## DIRECTIONS
Everything from the line with "Output the text content of this document." through the last line of the records below should be copied exactly, both ends included.

## LISTING
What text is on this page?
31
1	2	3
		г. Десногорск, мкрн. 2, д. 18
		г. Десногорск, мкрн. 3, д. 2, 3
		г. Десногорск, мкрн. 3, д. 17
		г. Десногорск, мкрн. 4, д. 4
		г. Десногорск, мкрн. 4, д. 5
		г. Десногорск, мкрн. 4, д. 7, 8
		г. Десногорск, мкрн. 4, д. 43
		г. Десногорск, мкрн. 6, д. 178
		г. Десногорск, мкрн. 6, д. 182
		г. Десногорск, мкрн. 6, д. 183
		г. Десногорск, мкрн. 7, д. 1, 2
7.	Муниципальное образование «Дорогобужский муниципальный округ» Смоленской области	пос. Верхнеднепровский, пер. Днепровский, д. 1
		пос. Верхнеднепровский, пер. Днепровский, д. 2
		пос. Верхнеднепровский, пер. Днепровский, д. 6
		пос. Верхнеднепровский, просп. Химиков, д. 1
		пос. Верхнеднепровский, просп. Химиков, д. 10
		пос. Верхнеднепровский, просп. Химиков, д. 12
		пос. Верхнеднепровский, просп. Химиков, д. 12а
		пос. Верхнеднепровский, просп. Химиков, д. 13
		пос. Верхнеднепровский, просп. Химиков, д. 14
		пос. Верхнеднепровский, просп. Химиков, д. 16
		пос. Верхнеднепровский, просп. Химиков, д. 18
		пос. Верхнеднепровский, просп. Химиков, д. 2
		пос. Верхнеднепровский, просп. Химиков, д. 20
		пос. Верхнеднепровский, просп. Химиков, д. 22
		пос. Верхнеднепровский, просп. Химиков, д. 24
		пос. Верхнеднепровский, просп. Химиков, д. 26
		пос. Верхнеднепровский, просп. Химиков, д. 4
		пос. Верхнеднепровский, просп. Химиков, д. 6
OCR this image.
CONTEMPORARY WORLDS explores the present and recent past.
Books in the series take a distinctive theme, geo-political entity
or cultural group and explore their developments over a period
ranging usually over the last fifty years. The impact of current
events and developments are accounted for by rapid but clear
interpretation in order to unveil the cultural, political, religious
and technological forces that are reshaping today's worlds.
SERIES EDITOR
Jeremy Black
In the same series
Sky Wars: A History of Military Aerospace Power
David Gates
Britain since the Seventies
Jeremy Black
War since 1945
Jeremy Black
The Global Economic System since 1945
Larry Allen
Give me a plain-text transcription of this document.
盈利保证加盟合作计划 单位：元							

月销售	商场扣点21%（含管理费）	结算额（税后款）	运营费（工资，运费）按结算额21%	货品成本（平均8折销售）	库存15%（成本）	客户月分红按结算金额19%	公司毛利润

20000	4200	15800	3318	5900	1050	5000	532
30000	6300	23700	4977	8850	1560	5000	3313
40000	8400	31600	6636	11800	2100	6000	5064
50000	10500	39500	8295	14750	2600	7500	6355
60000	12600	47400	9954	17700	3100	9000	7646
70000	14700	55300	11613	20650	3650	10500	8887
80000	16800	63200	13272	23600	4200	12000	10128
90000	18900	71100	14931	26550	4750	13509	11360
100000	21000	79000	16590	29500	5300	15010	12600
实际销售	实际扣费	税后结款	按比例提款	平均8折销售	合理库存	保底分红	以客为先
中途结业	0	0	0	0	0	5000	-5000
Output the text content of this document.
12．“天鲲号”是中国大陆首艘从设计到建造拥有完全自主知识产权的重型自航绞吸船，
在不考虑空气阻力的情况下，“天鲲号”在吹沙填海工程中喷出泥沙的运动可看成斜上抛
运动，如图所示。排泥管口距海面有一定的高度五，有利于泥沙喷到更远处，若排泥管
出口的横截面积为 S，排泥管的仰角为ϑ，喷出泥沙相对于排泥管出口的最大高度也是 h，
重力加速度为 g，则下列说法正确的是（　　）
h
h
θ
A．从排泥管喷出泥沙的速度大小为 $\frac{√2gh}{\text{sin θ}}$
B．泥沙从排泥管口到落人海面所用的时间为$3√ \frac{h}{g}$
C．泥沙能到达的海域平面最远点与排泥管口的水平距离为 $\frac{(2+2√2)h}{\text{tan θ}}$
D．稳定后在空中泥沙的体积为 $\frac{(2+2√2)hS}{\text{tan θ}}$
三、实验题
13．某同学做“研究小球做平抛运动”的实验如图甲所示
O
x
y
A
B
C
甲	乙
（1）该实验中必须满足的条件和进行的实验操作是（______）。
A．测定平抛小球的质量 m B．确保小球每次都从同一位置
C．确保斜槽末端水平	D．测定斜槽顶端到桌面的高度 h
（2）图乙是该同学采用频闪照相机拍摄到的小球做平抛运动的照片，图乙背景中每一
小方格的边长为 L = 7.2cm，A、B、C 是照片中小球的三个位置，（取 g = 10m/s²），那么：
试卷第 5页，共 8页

## OUTPUT OF THE TASK
Output the text content of this document.
12．“天鲲号”是中国大陆首艘从设计到建造拥有完全自主知识产权的重型自航绞吸船，
在不考虑空气阻力的情况下，“天鲲号”在吹沙填海工程中喷出泥沙的运动可看成斜上抛
运动，如图所示。排泥管口距海面有一定的高度五，有利于泥沙喷到更远处，若排泥管
出口的横截面积为 S，排泥管的仰角为ϑ，喷出泥沙相对于排泥管出口的最大高度也是 h，
重力加速度为 g，则下列说法正确的是（　　）
h
h
θ
A．从排泥管喷出泥沙的速度大小为 $\frac{√2gh}{\text{sin θ}}$
B．泥沙从排泥管口到落人海面所用的时间为$3√ \frac{h}{g}$
C．泥沙能到达的海域平面最远点与排泥管口的水平距离为 $\frac{(2+2√2)h}{\text{tan θ}}$
D．稳定后在空中泥沙的体积为 $\frac{(2+2√2)hS}{\text{tan θ}}$
三、实验题
13．某同学做“研究小球做平抛运动”的实验如图甲所示
O
x
y
A
B
C
甲	乙
（1）该实验中必须满足的条件和进行的实验操作是（______）。
A．测定平抛小球的质量 m B．确保小球每次都从同一位置
C．确保斜槽末端水平	D．测定斜槽顶端到桌面的高度 h
（2）图乙是该同学采用频闪照相机拍摄到的小球做平抛运动的照片，图乙背景中每一
小方格的边长为 L = 7.2cm，A、B、C 是照片中小球的三个位置，（取 g = 10m/s²），那么：
试卷第 5页，共 8页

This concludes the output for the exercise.